Exercise aim: Say how many lines include "When", with no words around the number.

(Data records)

"""

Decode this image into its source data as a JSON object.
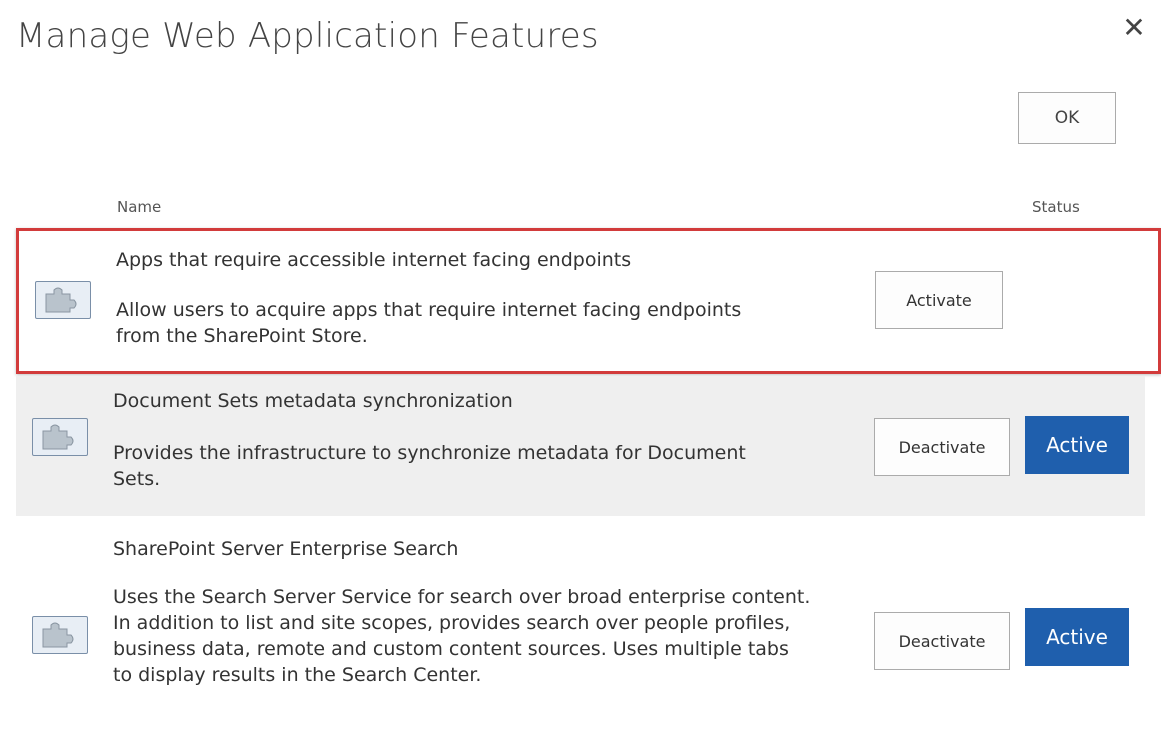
{
  "dialog": {
    "title": "Manage Web Application Features",
    "ok_label": "OK"
  },
  "columns": {
    "name": "Name",
    "status": "Status"
  },
  "features": [
    {
      "name": "Apps that require accessible internet facing endpoints",
      "description": "Allow users to acquire apps that require internet facing endpoints from the SharePoint Store.",
      "button_label": "Activate",
      "status": ""
    },
    {
      "name": "Document Sets metadata synchronization",
      "description": "Provides the infrastructure to synchronize metadata for Document Sets.",
      "button_label": "Deactivate",
      "status": "Active"
    },
    {
      "name": "SharePoint Server Enterprise Search",
      "description": "Uses the Search Server Service for search over broad enterprise content. In addition to list and site scopes, provides search over people profiles, business data, remote and custom content sources. Uses multiple tabs to display results in the Search Center.",
      "button_label": "Deactivate",
      "status": "Active"
    }
  ],
  "icons": {
    "close": "close-icon",
    "feature": "feature-puzzle-icon"
  },
  "colors": {
    "active_badge": "#1f5fad",
    "highlight_border": "#d23b3b",
    "shaded_row": "#efefef"
  }
}
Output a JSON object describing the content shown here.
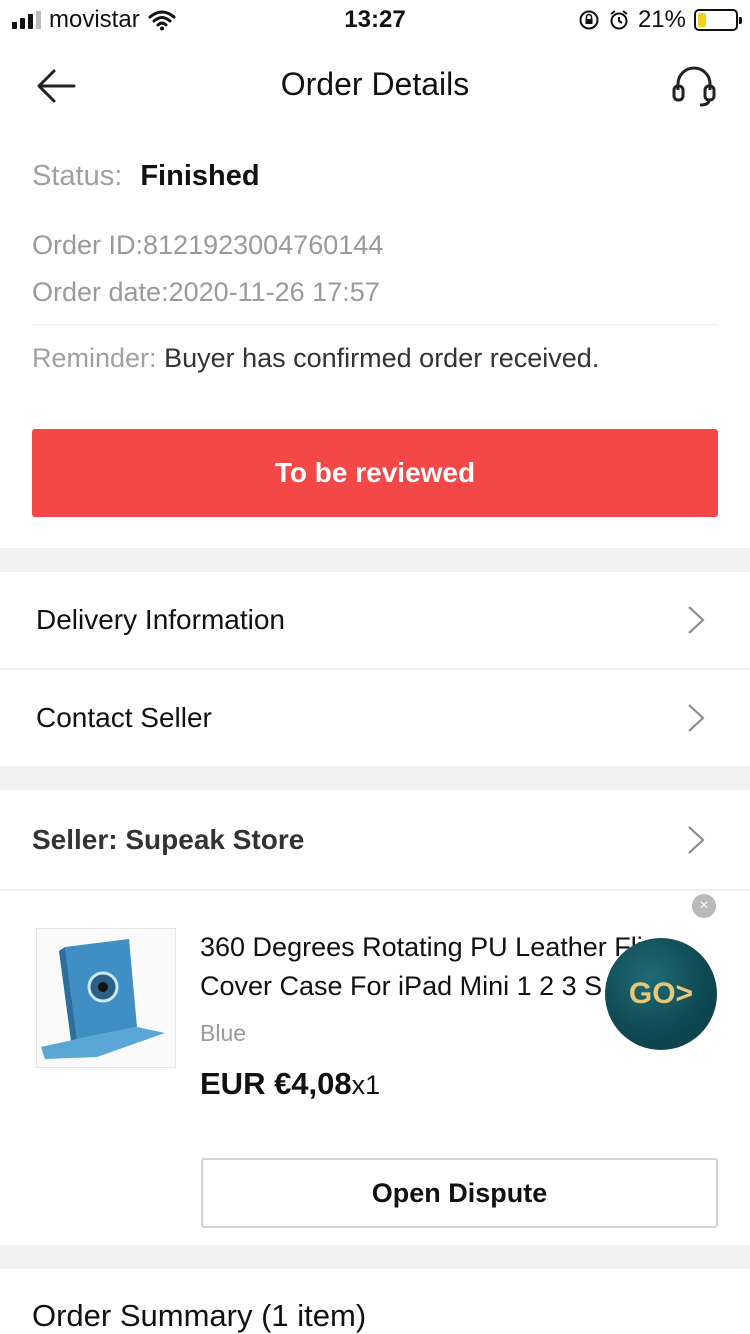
{
  "status_bar": {
    "carrier": "movistar",
    "time": "13:27",
    "battery_percent": "21%",
    "battery_level": 0.21,
    "icons": [
      "signal-icon",
      "wifi-icon",
      "rotation-lock-icon",
      "alarm-icon",
      "battery-icon"
    ]
  },
  "header": {
    "title": "Order Details",
    "back_icon": "back-arrow-icon",
    "support_icon": "headset-icon"
  },
  "order": {
    "status_label": "Status:",
    "status_value": "Finished",
    "order_id_text": "Order ID:8121923004760144",
    "order_date_text": "Order date:2020-11-26 17:57",
    "reminder_label": "Reminder:",
    "reminder_value": "Buyer has confirmed order received."
  },
  "actions": {
    "review_label": "To be reviewed",
    "review_color": "#f44848"
  },
  "rows": {
    "delivery_label": "Delivery Information",
    "contact_label": "Contact Seller",
    "seller_label": "Seller: Supeak Store"
  },
  "product": {
    "title": "360 Degrees Rotating PU Leather Flip Cover Case For iPad Mini 1 2 3 S",
    "variant": "Blue",
    "price": "EUR €4,08",
    "quantity": "x1",
    "image_color": "#3f8fc4"
  },
  "floating": {
    "go_label": "GO>",
    "close_glyph": "×"
  },
  "dispute": {
    "label": "Open Dispute"
  },
  "summary": {
    "title": "Order Summary (1 item)"
  }
}
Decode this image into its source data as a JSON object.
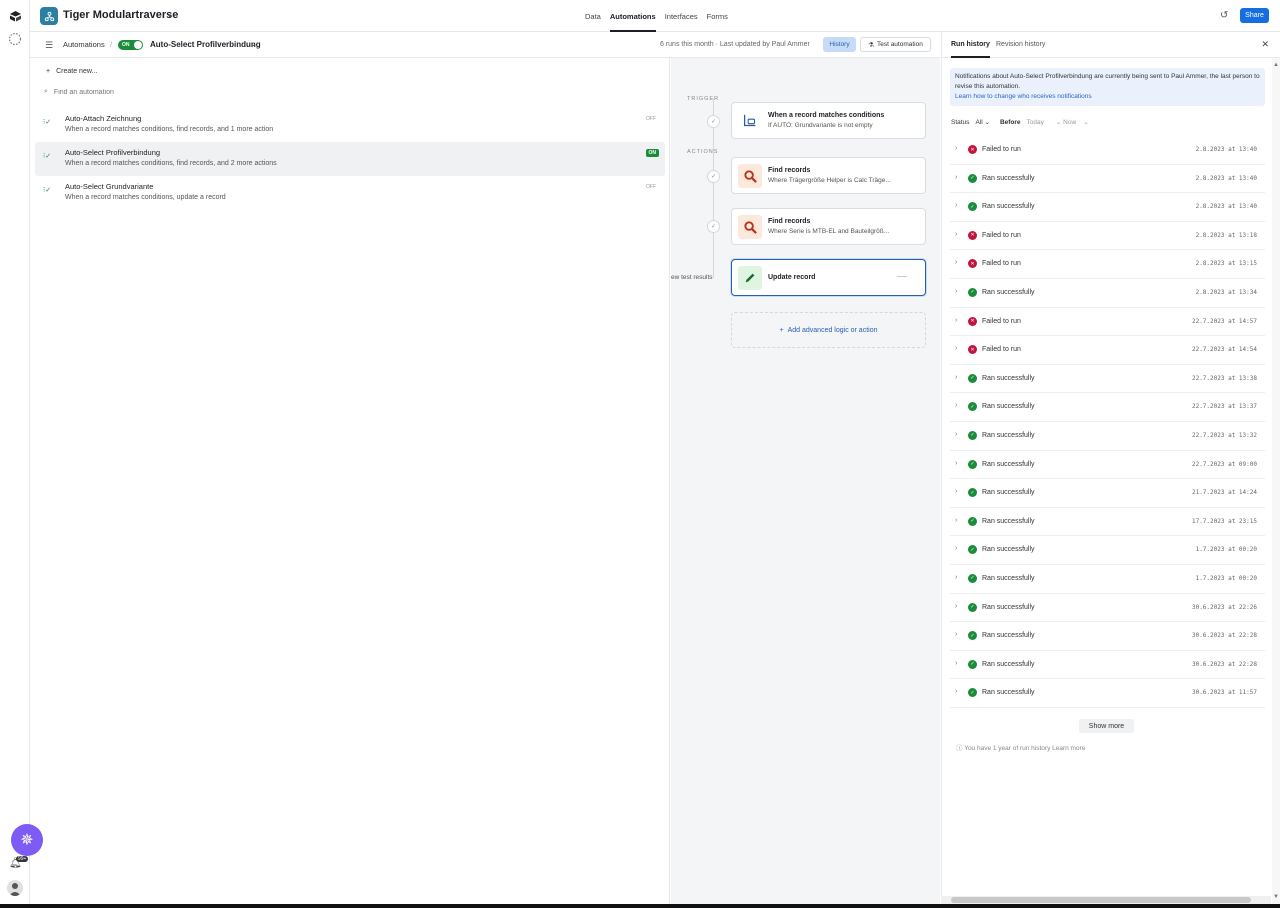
{
  "base": {
    "name": "Tiger Modulartraverse"
  },
  "nav": {
    "items": [
      "Data",
      "Automations",
      "Interfaces",
      "Forms"
    ],
    "active": 1
  },
  "share_label": "Share",
  "subheader": {
    "section": "Automations",
    "separator": "/",
    "toggle_label": "ON",
    "automation_name": "Auto-Select Profilverbindung",
    "meta": "6 runs this month · Last updated by Paul Ammer",
    "history_label": "History",
    "test_label": "Test automation"
  },
  "list": {
    "create_label": "Create new...",
    "find_placeholder": "Find an automation",
    "automations": [
      {
        "title": "Auto-Attach Zeichnung",
        "desc": "When a record matches conditions, find records, and 1 more action",
        "status": "OFF"
      },
      {
        "title": "Auto-Select Profilverbindung",
        "desc": "When a record matches conditions, find records, and 2 more actions",
        "status": "ON"
      },
      {
        "title": "Auto-Select Grundvariante",
        "desc": "When a record matches conditions, update a record",
        "status": "OFF"
      }
    ]
  },
  "canvas": {
    "trigger_label": "TRIGGER",
    "actions_label": "ACTIONS",
    "view_test_results": "ew test results",
    "steps": [
      {
        "title": "When a record matches conditions",
        "desc": "If AUTO: Grundvariante is not empty",
        "icon": "trigger-condition-icon"
      },
      {
        "title": "Find records",
        "desc": "Where Trägergröße Helper is Calc Träge...",
        "icon": "search-icon"
      },
      {
        "title": "Find records",
        "desc": "Where Serie is MTB-EL and Bauteilgröß...",
        "icon": "search-icon"
      },
      {
        "title": "Update record",
        "desc": "",
        "icon": "pencil-icon"
      }
    ],
    "add_logic_label": "Add advanced logic or action"
  },
  "right": {
    "tabs": [
      "Run history",
      "Revision history"
    ],
    "notice_text": "Notifications about Auto-Select Profilverbindung are currently being sent to Paul Ammer, the last person to revise this automation.",
    "notice_link": "Learn how to change who receives notifications",
    "filters": {
      "status_label": "Status",
      "status_value": "All",
      "before_label": "Before",
      "before_value": "Today",
      "now_value": "Now"
    },
    "runs": [
      {
        "status": "fail",
        "label": "Failed to run",
        "time": "2.8.2023 at 13:40"
      },
      {
        "status": "ok",
        "label": "Ran successfully",
        "time": "2.8.2023 at 13:40"
      },
      {
        "status": "ok",
        "label": "Ran successfully",
        "time": "2.8.2023 at 13:40"
      },
      {
        "status": "fail",
        "label": "Failed to run",
        "time": "2.8.2023 at 13:18"
      },
      {
        "status": "fail",
        "label": "Failed to run",
        "time": "2.8.2023 at 13:15"
      },
      {
        "status": "ok",
        "label": "Ran successfully",
        "time": "2.8.2023 at 13:34"
      },
      {
        "status": "fail",
        "label": "Failed to run",
        "time": "22.7.2023 at 14:57"
      },
      {
        "status": "fail",
        "label": "Failed to run",
        "time": "22.7.2023 at 14:54"
      },
      {
        "status": "ok",
        "label": "Ran successfully",
        "time": "22.7.2023 at 13:38"
      },
      {
        "status": "ok",
        "label": "Ran successfully",
        "time": "22.7.2023 at 13:37"
      },
      {
        "status": "ok",
        "label": "Ran successfully",
        "time": "22.7.2023 at 13:32"
      },
      {
        "status": "ok",
        "label": "Ran successfully",
        "time": "22.7.2023 at 09:00"
      },
      {
        "status": "ok",
        "label": "Ran successfully",
        "time": "21.7.2023 at 14:24"
      },
      {
        "status": "ok",
        "label": "Ran successfully",
        "time": "17.7.2023 at 23:15"
      },
      {
        "status": "ok",
        "label": "Ran successfully",
        "time": "1.7.2023 at 00:20"
      },
      {
        "status": "ok",
        "label": "Ran successfully",
        "time": "1.7.2023 at 00:20"
      },
      {
        "status": "ok",
        "label": "Ran successfully",
        "time": "30.6.2023 at 22:26"
      },
      {
        "status": "ok",
        "label": "Ran successfully",
        "time": "30.6.2023 at 22:28"
      },
      {
        "status": "ok",
        "label": "Ran successfully",
        "time": "30.6.2023 at 22:28"
      },
      {
        "status": "ok",
        "label": "Ran successfully",
        "time": "30.6.2023 at 11:57"
      }
    ],
    "show_more": "Show more",
    "history_note": "You have 1 year of run history Learn more"
  },
  "colors": {
    "accent": "#166ee1",
    "success": "#1a8c3a",
    "failure": "#c1143f",
    "help": "#7c5cf5"
  },
  "icons": [
    "airtable-logo-icon",
    "loading-icon",
    "help-icon",
    "bell-icon",
    "avatar",
    "history-icon",
    "menu-icon",
    "plus-icon",
    "search-icon",
    "close-icon",
    "chevron-right-icon",
    "chevron-down-icon",
    "check-icon",
    "pencil-icon"
  ]
}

"""

Final result: 4